## Dataset entries
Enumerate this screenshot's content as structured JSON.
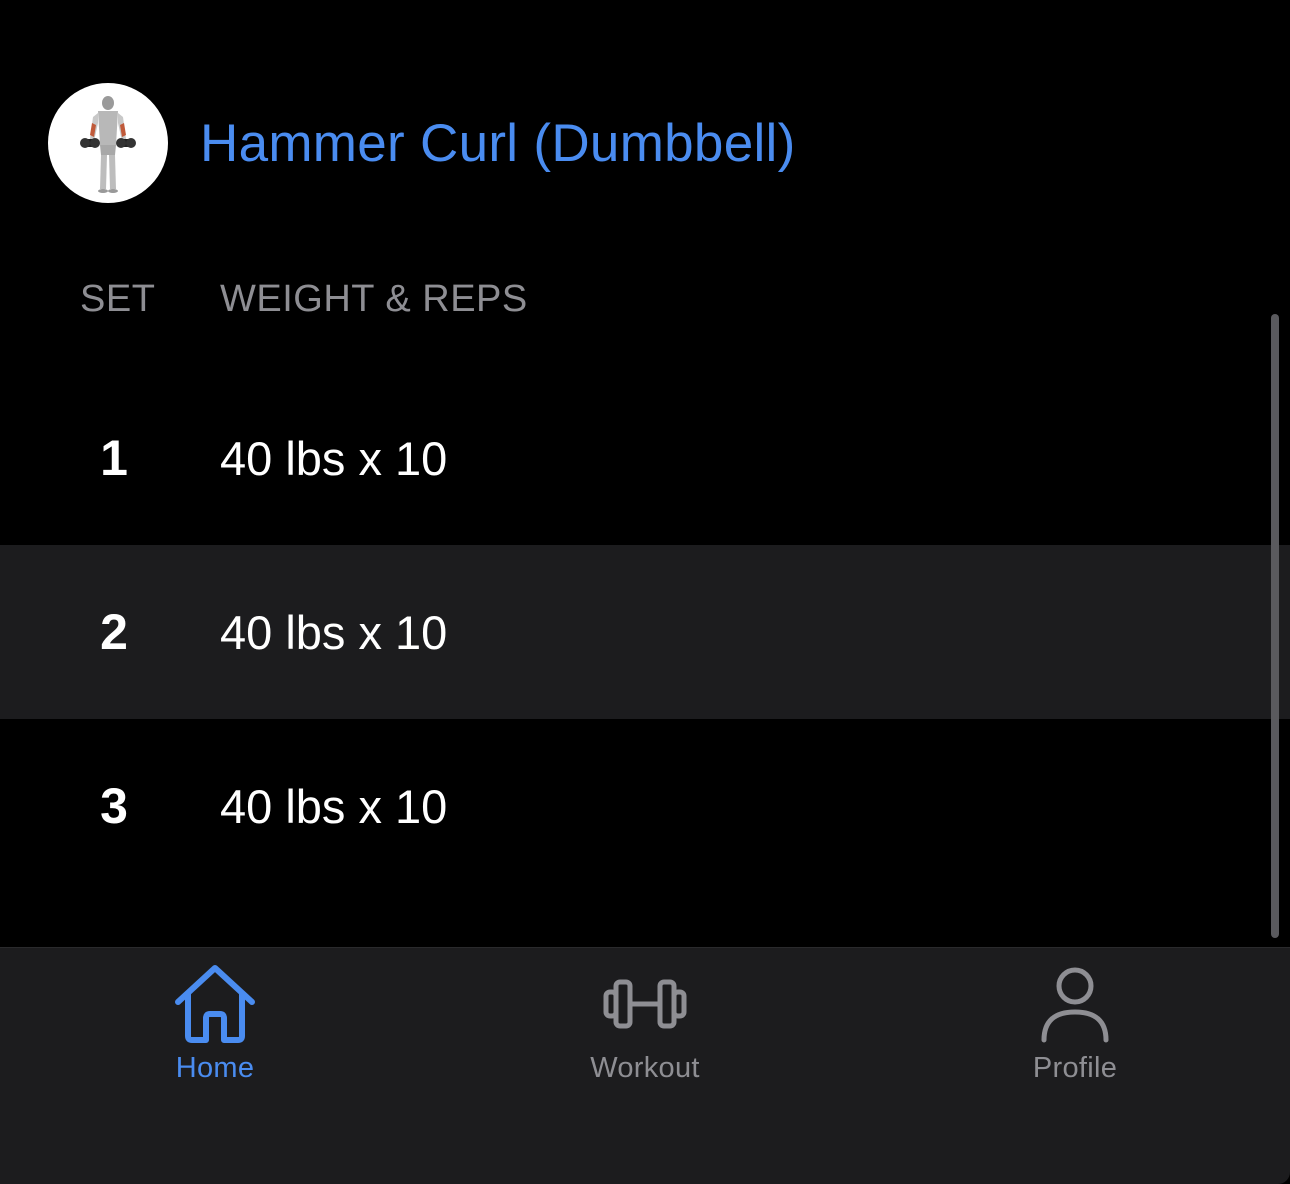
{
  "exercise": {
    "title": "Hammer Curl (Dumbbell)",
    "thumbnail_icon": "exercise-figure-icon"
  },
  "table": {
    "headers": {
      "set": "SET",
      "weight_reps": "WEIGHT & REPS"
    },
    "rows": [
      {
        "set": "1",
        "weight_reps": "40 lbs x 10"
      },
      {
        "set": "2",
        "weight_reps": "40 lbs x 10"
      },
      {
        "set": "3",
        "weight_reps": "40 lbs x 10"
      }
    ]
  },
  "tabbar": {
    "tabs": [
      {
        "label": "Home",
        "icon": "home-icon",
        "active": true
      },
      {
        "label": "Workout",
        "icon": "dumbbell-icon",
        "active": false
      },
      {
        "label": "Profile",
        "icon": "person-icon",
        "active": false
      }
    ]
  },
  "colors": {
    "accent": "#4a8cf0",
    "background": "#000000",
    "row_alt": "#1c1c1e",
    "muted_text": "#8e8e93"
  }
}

## Goal of the exercise
Repeat the data above exactly, but not the pictures.

## Solution
Enumerate this screenshot's content as structured JSON.
{
  "exercise": {
    "title": "Hammer Curl (Dumbbell)",
    "thumbnail_icon": "exercise-figure-icon"
  },
  "table": {
    "headers": {
      "set": "SET",
      "weight_reps": "WEIGHT & REPS"
    },
    "rows": [
      {
        "set": "1",
        "weight_reps": "40 lbs x 10"
      },
      {
        "set": "2",
        "weight_reps": "40 lbs x 10"
      },
      {
        "set": "3",
        "weight_reps": "40 lbs x 10"
      }
    ]
  },
  "tabbar": {
    "tabs": [
      {
        "label": "Home",
        "icon": "home-icon",
        "active": true
      },
      {
        "label": "Workout",
        "icon": "dumbbell-icon",
        "active": false
      },
      {
        "label": "Profile",
        "icon": "person-icon",
        "active": false
      }
    ]
  },
  "colors": {
    "accent": "#4a8cf0",
    "background": "#000000",
    "row_alt": "#1c1c1e",
    "muted_text": "#8e8e93"
  }
}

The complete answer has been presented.